Task prompt
Copy out every line containing the word "rise".

== Record excerpts ==

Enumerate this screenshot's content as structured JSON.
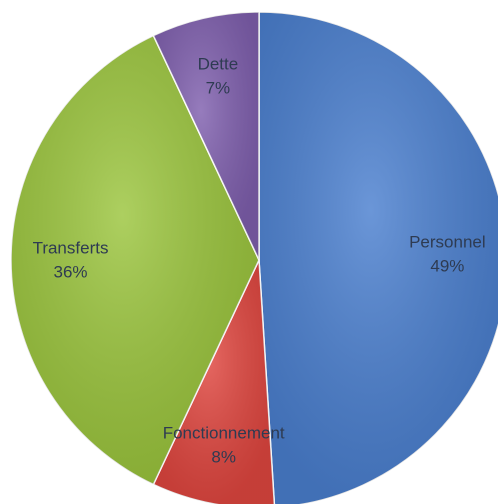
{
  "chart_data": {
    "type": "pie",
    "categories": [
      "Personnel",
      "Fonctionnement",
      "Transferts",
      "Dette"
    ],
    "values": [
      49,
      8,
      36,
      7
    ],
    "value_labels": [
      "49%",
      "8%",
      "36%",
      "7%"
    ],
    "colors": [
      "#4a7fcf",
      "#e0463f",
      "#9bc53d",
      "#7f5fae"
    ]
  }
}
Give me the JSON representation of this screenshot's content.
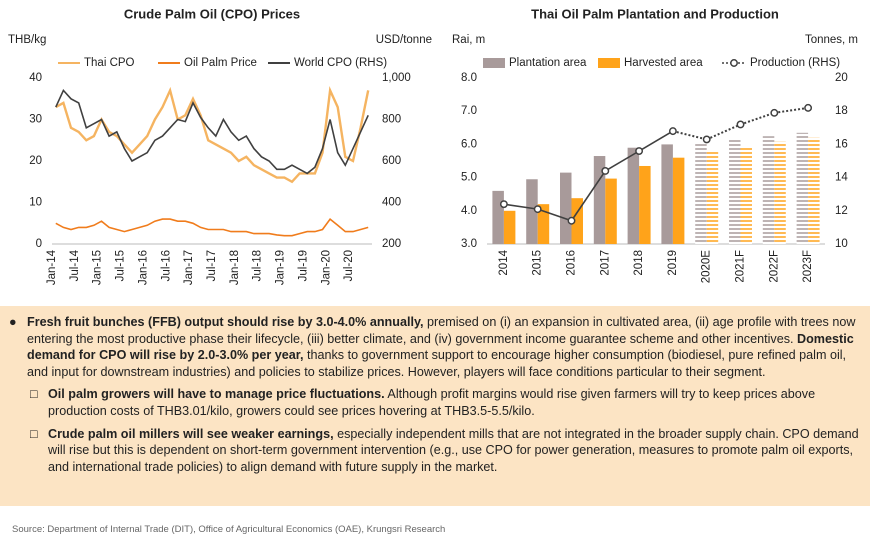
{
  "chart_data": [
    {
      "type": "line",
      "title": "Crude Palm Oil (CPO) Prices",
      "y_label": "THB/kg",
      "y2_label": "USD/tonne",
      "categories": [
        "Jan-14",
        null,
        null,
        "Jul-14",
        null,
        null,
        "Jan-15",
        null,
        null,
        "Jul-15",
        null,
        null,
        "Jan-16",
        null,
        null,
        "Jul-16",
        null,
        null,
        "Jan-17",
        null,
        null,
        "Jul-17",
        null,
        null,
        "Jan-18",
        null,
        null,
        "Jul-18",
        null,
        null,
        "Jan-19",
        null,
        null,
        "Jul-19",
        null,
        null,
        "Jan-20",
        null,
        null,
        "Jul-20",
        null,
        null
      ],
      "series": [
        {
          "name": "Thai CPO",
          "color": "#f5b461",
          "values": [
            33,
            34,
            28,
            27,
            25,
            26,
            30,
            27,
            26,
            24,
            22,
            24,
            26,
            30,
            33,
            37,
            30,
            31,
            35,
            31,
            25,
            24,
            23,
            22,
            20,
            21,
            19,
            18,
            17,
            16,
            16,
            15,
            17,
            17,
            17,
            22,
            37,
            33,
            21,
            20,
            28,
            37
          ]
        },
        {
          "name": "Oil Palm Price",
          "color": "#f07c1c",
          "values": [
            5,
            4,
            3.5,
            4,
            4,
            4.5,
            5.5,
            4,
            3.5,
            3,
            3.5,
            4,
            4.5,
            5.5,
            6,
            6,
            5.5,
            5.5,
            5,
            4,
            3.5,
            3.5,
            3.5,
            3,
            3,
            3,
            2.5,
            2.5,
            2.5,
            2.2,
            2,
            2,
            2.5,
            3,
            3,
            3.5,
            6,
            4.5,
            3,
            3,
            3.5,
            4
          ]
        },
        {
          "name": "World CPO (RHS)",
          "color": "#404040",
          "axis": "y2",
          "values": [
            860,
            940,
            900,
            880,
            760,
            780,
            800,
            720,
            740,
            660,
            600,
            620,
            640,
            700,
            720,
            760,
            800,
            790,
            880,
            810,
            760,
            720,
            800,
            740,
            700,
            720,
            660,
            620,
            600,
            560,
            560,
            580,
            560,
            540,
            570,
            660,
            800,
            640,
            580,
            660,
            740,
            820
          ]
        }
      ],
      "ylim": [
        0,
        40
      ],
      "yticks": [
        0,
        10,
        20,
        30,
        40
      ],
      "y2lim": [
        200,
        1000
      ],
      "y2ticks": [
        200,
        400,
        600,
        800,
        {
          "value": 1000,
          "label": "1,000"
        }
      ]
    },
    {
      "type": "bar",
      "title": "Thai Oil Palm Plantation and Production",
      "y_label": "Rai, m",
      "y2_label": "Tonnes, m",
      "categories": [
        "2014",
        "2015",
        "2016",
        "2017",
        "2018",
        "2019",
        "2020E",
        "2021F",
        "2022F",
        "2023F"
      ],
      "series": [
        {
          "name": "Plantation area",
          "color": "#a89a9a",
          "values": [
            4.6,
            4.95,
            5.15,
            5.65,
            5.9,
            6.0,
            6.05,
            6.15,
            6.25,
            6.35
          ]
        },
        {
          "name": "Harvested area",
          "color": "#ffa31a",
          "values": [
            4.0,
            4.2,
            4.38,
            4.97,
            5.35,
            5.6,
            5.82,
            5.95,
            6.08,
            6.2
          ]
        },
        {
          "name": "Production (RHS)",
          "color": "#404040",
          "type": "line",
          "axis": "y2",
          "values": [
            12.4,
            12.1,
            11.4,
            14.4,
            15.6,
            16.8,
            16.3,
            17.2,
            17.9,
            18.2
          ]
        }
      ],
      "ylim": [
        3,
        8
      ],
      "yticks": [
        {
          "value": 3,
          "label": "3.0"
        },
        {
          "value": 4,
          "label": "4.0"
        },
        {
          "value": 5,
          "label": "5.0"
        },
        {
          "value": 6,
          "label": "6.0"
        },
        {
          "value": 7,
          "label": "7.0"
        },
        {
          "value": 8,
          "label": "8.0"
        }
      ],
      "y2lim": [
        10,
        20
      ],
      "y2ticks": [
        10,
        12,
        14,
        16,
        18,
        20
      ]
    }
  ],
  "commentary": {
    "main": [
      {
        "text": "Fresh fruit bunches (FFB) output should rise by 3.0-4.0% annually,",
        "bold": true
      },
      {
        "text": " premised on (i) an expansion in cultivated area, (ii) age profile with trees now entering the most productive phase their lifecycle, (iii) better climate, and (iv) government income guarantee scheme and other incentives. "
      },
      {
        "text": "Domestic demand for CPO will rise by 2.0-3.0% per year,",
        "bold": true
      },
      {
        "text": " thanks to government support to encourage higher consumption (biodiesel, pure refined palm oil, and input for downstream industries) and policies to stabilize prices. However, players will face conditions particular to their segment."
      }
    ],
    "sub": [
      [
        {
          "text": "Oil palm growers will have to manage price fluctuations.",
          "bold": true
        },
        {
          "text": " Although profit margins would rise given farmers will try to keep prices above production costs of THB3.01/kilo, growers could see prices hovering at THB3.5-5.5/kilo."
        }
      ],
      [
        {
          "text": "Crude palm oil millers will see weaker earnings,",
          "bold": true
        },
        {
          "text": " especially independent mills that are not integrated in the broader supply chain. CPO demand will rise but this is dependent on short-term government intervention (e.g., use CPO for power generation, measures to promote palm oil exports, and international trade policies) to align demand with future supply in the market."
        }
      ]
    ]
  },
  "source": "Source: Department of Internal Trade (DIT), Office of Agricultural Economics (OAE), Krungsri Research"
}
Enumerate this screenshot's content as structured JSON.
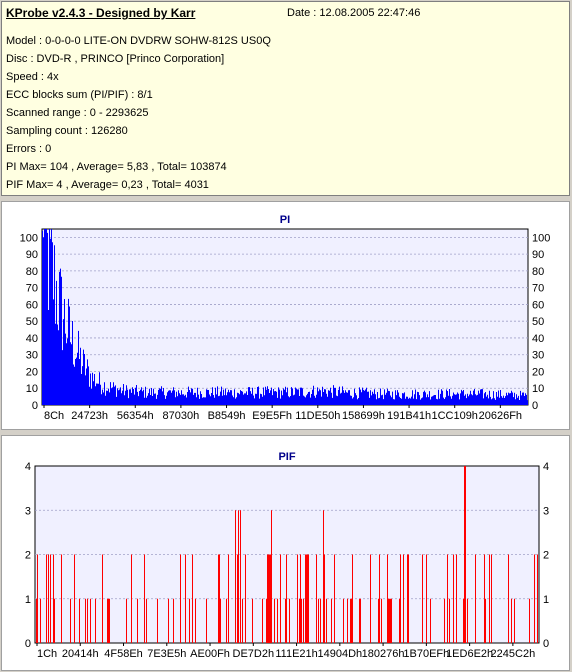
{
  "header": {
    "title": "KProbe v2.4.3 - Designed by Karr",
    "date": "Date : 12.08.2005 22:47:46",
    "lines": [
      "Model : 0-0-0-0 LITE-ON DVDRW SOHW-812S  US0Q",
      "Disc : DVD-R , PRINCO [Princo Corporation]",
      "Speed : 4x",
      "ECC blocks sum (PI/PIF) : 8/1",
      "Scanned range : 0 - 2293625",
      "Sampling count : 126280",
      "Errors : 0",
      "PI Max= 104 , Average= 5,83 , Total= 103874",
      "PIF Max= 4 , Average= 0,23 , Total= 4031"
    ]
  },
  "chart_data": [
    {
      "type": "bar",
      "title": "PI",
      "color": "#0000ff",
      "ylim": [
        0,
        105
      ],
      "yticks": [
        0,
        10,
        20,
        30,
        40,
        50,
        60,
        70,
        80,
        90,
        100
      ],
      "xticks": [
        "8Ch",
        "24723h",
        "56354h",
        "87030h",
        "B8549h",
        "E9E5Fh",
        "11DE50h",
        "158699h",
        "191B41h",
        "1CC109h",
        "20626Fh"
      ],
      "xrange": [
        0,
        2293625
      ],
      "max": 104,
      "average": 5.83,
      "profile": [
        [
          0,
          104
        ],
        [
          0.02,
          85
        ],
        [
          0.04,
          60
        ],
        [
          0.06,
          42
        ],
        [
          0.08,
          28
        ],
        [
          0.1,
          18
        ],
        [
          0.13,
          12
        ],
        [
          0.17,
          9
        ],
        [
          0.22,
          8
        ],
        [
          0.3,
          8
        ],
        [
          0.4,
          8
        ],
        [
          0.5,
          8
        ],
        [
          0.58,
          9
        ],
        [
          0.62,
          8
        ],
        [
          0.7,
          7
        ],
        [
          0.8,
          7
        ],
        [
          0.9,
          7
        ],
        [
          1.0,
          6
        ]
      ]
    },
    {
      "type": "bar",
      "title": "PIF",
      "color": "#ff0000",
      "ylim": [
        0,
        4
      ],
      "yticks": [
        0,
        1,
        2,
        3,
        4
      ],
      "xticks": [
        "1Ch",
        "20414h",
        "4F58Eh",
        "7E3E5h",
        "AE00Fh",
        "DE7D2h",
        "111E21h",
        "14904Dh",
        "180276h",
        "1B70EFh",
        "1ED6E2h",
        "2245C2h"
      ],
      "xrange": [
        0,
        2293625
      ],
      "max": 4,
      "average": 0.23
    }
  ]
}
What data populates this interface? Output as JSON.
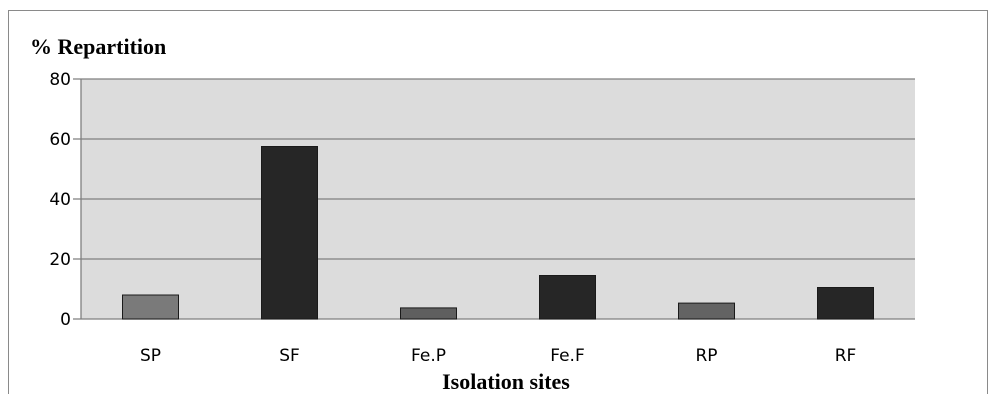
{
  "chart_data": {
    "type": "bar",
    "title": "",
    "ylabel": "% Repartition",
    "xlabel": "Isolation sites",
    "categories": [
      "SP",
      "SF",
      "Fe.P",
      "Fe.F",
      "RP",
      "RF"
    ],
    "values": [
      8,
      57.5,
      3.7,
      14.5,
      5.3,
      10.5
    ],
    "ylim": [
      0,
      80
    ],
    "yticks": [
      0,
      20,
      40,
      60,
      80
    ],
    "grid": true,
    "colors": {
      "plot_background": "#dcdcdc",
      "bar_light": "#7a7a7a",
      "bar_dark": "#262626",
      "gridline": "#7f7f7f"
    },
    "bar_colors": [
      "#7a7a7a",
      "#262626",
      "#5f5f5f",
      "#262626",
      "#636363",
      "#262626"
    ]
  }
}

===

Answer to this task
        "text": "Fresh fruit bunches (FFB) output should rise by 3.0-4.0% annually,",
        "text": "Domestic demand for CPO will rise by 2.0-3.0% per year,",
          "text": " Although profit margins would rise given farmers will try to keep prices above production costs of THB3.01/kilo, growers could see prices hovering at THB3.5-5.5/kilo."
          "text": " especially independent mills that are not integrated in the broader supply chain. CPO demand will rise but this is dependent on short-term government intervention (e.g., use CPO for power generation, measures to promote palm oil exports, and international trade policies) to align demand with future supply in the market."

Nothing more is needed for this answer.